REQUEST
Copy the data word for word, starting at its first line and ending at the line that contains "submenu-item-video-content-analysis[interactable]: Video content", with both of those lines included.

RAW RECORDS
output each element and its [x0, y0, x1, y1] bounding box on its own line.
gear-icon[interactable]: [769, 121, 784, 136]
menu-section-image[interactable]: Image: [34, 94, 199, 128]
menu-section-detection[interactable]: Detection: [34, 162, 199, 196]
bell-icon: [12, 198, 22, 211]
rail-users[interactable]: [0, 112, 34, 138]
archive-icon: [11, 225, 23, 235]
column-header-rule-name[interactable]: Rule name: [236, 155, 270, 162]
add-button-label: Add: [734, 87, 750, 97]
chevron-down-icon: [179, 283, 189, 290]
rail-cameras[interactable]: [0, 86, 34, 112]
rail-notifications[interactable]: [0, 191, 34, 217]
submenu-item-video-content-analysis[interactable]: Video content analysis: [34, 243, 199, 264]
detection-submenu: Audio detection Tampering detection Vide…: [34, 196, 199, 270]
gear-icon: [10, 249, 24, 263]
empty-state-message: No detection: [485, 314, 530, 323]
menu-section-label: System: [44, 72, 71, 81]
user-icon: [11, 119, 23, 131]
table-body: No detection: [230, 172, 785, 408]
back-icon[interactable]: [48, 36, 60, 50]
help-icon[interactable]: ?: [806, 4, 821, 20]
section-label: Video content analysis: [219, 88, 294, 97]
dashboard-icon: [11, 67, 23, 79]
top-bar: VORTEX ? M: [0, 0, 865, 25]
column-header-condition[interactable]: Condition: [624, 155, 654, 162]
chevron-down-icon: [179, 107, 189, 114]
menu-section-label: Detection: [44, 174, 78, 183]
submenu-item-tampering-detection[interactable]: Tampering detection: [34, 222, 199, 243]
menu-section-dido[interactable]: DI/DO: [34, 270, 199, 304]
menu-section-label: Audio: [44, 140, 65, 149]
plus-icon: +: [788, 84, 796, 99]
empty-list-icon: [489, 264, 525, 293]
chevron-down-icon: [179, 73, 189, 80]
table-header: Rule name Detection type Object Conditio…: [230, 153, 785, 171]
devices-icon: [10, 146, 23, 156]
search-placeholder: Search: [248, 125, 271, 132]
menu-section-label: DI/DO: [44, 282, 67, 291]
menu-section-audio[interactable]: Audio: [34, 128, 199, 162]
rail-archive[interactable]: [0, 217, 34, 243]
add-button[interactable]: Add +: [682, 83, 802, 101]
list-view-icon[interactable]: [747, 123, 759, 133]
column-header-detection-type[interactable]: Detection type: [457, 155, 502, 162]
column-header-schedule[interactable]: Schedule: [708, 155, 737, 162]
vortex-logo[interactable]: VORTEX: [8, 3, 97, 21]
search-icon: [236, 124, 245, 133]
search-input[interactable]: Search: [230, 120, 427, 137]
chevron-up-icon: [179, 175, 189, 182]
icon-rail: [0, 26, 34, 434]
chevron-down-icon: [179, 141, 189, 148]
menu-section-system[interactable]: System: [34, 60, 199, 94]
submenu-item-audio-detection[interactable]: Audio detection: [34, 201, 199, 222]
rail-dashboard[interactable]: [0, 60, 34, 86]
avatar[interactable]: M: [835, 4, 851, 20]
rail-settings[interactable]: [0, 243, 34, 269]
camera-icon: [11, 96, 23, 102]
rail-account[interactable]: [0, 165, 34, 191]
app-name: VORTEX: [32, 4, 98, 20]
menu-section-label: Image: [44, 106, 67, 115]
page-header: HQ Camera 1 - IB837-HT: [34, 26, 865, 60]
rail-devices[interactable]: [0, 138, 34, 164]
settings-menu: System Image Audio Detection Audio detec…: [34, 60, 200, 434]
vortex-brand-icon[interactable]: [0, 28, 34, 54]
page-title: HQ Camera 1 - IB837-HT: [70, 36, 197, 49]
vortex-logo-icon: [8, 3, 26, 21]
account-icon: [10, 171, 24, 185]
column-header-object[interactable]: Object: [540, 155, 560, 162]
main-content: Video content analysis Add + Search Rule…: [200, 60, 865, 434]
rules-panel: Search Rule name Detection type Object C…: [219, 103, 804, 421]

RESPONSE TO THE TASK
output each element and its [x0, y0, x1, y1] bounding box on its own line.
gear-icon[interactable]: [769, 121, 784, 136]
menu-section-image[interactable]: Image: [34, 94, 199, 128]
menu-section-detection[interactable]: Detection: [34, 162, 199, 196]
bell-icon: [12, 198, 22, 211]
rail-users[interactable]: [0, 112, 34, 138]
archive-icon: [11, 225, 23, 235]
column-header-rule-name[interactable]: Rule name: [236, 155, 270, 162]
add-button-label: Add: [734, 87, 750, 97]
chevron-down-icon: [179, 283, 189, 290]
rail-cameras[interactable]: [0, 86, 34, 112]
rail-notifications[interactable]: [0, 191, 34, 217]
submenu-item-video-content-analysis[interactable]: Video content analysis: [34, 243, 199, 264]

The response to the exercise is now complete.